[GIVEN DATA]:
┌──

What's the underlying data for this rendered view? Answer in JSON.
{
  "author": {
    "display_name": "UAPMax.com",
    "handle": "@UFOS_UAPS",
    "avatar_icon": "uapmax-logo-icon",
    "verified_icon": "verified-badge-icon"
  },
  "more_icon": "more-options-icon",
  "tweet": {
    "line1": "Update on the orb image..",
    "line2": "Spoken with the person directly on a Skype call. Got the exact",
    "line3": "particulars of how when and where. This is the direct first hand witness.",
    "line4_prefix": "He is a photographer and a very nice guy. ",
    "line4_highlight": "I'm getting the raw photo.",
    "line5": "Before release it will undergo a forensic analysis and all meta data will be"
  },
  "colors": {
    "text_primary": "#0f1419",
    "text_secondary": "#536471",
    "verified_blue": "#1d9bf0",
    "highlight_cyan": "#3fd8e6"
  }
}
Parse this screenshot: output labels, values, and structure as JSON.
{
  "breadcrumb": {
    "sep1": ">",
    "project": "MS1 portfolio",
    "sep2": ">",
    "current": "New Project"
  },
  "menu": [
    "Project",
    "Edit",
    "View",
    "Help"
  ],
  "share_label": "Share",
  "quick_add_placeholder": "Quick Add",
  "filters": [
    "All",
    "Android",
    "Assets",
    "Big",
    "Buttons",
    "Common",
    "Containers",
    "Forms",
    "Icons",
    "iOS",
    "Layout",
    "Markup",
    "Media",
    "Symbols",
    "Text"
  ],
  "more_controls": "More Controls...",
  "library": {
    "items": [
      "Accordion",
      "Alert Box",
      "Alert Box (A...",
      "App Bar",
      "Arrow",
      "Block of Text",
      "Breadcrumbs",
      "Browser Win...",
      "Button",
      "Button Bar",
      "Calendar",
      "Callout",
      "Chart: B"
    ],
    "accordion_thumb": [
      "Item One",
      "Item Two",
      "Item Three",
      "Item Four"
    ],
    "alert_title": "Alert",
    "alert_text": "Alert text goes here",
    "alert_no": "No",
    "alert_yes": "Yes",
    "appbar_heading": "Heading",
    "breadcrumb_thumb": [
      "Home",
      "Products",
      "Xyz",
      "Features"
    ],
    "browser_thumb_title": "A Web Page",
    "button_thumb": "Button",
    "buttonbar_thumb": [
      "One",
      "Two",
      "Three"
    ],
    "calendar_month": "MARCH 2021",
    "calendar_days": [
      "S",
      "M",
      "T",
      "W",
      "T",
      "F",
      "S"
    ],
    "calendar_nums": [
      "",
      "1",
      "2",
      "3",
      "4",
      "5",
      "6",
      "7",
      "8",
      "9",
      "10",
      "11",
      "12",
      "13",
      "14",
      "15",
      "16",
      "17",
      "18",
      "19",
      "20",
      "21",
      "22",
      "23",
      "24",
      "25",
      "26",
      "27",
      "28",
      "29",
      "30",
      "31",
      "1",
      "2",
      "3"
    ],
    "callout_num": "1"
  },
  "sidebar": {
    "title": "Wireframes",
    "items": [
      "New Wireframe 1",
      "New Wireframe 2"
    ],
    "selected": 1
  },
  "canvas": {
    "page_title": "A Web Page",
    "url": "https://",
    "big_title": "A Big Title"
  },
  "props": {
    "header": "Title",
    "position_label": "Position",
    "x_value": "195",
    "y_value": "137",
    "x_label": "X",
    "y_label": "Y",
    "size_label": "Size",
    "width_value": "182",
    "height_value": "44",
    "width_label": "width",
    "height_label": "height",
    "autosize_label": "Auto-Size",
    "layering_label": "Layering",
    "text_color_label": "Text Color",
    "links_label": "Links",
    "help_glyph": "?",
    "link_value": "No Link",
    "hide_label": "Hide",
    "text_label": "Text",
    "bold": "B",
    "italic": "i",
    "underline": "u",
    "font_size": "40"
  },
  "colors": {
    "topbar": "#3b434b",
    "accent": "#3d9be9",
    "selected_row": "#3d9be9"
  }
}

└──

[TASK TO COMPLETE]:
Retype the listing above in full, with no alterations.

[RESULT BELOW]:
What's the underlying data for this rendered view? Answer in JSON.
{
  "author": {
    "display_name": "UAPMax.com",
    "handle": "@UFOS_UAPS",
    "avatar_icon": "uapmax-logo-icon",
    "verified_icon": "verified-badge-icon"
  },
  "more_icon": "more-options-icon",
  "tweet": {
    "line1": "Update on the orb image..",
    "line2": "Spoken with the person directly on a Skype call. Got the exact",
    "line3": "particulars of how when and where. This is the direct first hand witness.",
    "line4_prefix": "He is a photographer and a very nice guy. ",
    "line4_highlight": "I'm getting the raw photo.",
    "line5": "Before release it will undergo a forensic analysis and all meta data will be"
  },
  "colors": {
    "text_primary": "#0f1419",
    "text_secondary": "#536471",
    "verified_blue": "#1d9bf0",
    "highlight_cyan": "#3fd8e6"
  }
}
Parse this screenshot: output labels, values, and structure as JSON.
{
  "breadcrumb": {
    "sep1": ">",
    "project": "MS1 portfolio",
    "sep2": ">",
    "current": "New Project"
  },
  "menu": [
    "Project",
    "Edit",
    "View",
    "Help"
  ],
  "share_label": "Share",
  "quick_add_placeholder": "Quick Add",
  "filters": [
    "All",
    "Android",
    "Assets",
    "Big",
    "Buttons",
    "Common",
    "Containers",
    "Forms",
    "Icons",
    "iOS",
    "Layout",
    "Markup",
    "Media",
    "Symbols",
    "Text"
  ],
  "more_controls": "More Controls...",
  "library": {
    "items": [
      "Accordion",
      "Alert Box",
      "Alert Box (A...",
      "App Bar",
      "Arrow",
      "Block of Text",
      "Breadcrumbs",
      "Browser Win...",
      "Button",
      "Button Bar",
      "Calendar",
      "Callout",
      "Chart: B"
    ],
    "accordion_thumb": [
      "Item One",
      "Item Two",
      "Item Three",
      "Item Four"
    ],
    "alert_title": "Alert",
    "alert_text": "Alert text goes here",
    "alert_no": "No",
    "alert_yes": "Yes",
    "appbar_heading": "Heading",
    "breadcrumb_thumb": [
      "Home",
      "Products",
      "Xyz",
      "Features"
    ],
    "browser_thumb_title": "A Web Page",
    "button_thumb": "Button",
    "buttonbar_thumb": [
      "One",
      "Two",
      "Three"
    ],
    "calendar_month": "MARCH 2021",
    "calendar_days": [
      "S",
      "M",
      "T",
      "W",
      "T",
      "F",
      "S"
    ],
    "calendar_nums": [
      "",
      "1",
      "2",
      "3",
      "4",
      "5",
      "6",
      "7",
      "8",
      "9",
      "10",
      "11",
      "12",
      "13",
      "14",
      "15",
      "16",
      "17",
      "18",
      "19",
      "20",
      "21",
      "22",
      "23",
      "24",
      "25",
      "26",
      "27",
      "28",
      "29",
      "30",
      "31",
      "1",
      "2",
      "3"
    ],
    "callout_num": "1"
  },
  "sidebar": {
    "title": "Wireframes",
    "items": [
      "New Wireframe 1",
      "New Wireframe 2"
    ],
    "selected": 1
  },
  "canvas": {
    "page_title": "A Web Page",
    "url": "https://",
    "big_title": "A Big Title"
  },
  "props": {
    "header": "Title",
    "position_label": "Position",
    "x_value": "195",
    "y_value": "137",
    "x_label": "X",
    "y_label": "Y",
    "size_label": "Size",
    "width_value": "182",
    "height_value": "44",
    "width_label": "width",
    "height_label": "height",
    "autosize_label": "Auto-Size",
    "layering_label": "Layering",
    "text_color_label": "Text Color",
    "links_label": "Links",
    "help_glyph": "?",
    "link_value": "No Link",
    "hide_label": "Hide",
    "text_label": "Text",
    "bold": "B",
    "italic": "i",
    "underline": "u",
    "font_size": "40"
  },
  "colors": {
    "topbar": "#3b434b",
    "accent": "#3d9be9",
    "selected_row": "#3d9be9"
  }
}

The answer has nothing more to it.